%%
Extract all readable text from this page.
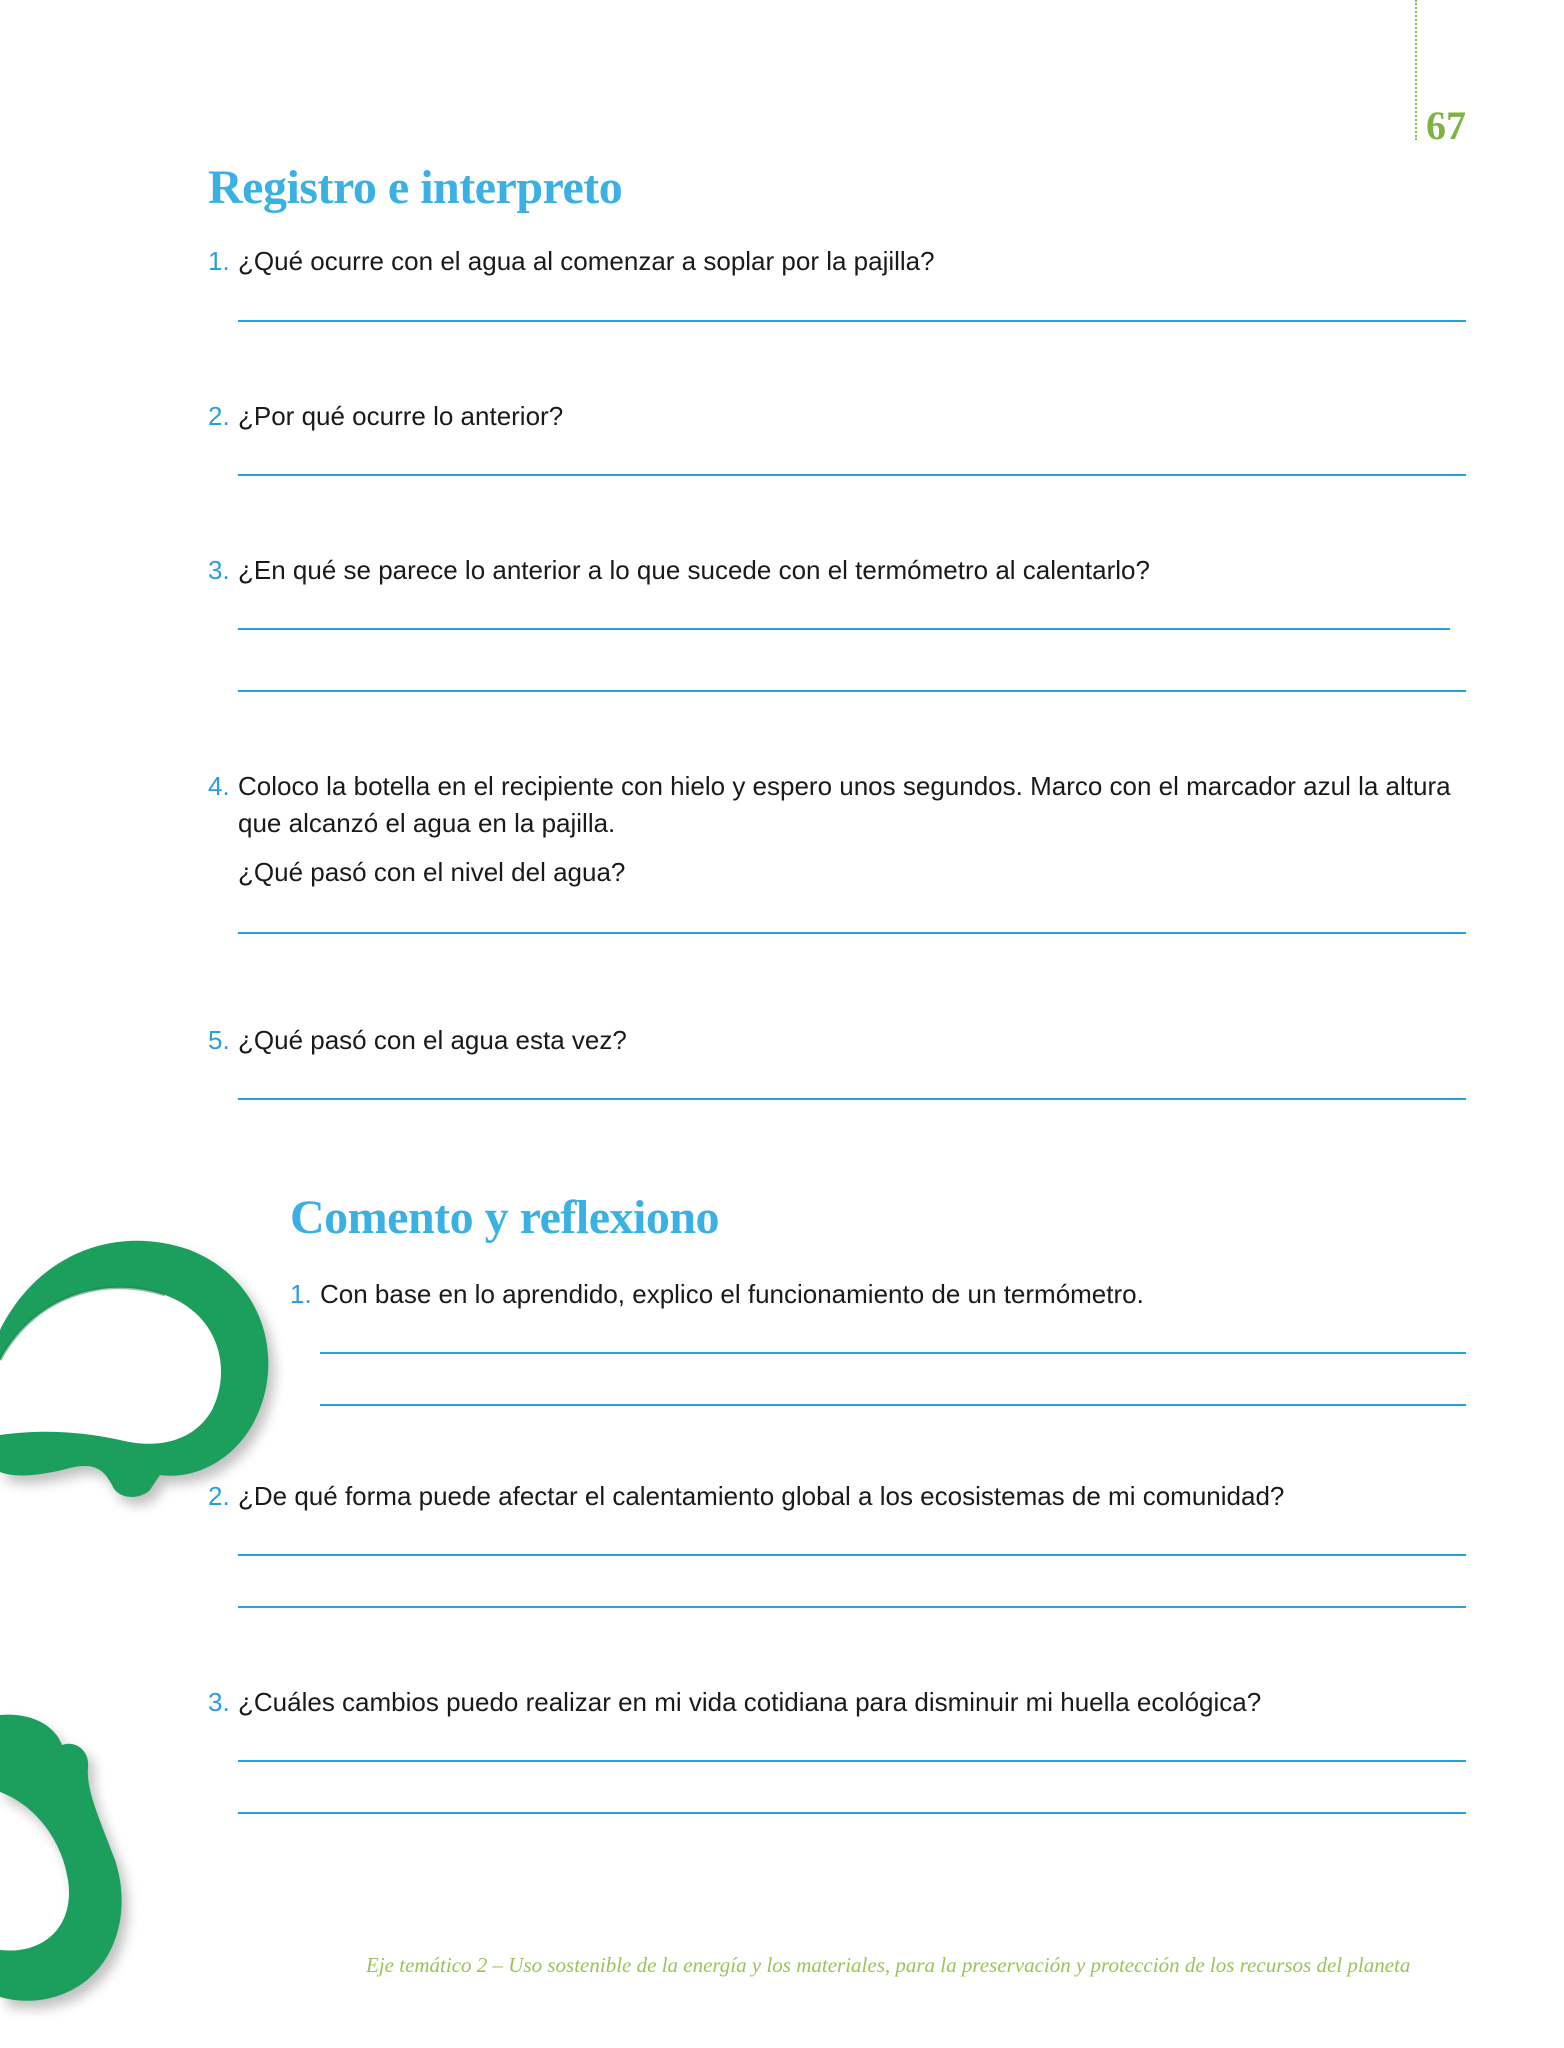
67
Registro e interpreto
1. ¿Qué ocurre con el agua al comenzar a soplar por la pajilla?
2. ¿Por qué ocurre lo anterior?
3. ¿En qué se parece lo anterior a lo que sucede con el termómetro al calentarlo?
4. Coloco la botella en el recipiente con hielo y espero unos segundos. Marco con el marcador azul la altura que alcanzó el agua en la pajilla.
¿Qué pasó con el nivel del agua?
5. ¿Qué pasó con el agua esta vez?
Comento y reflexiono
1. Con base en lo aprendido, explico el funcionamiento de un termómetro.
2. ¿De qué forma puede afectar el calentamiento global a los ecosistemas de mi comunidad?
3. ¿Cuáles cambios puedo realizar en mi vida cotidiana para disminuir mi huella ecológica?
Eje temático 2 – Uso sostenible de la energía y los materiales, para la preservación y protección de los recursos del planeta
%%
TASK INSTRUCTIONS
Repeat the material verbatim. Do not carry over any picture.

TASK RESULT
Extract all readable text from this page.
67
Registro e interpreto
1. ¿Qué ocurre con el agua al comenzar a soplar por la pajilla?
2. ¿Por qué ocurre lo anterior?
3. ¿En qué se parece lo anterior a lo que sucede con el termómetro al calentarlo?
4. Coloco la botella en el recipiente con hielo y espero unos segundos. Marco con el marcador azul la altura que alcanzó el agua en la pajilla.
¿Qué pasó con el nivel del agua?
5. ¿Qué pasó con el agua esta vez?
Comento y reflexiono
1. Con base en lo aprendido, explico el funcionamiento de un termómetro.
2. ¿De qué forma puede afectar el calentamiento global a los ecosistemas de mi comunidad?
3. ¿Cuáles cambios puedo realizar en mi vida cotidiana para disminuir mi huella ecológica?
Eje temático 2 – Uso sostenible de la energía y los materiales, para la preservación y protección de los recursos del planeta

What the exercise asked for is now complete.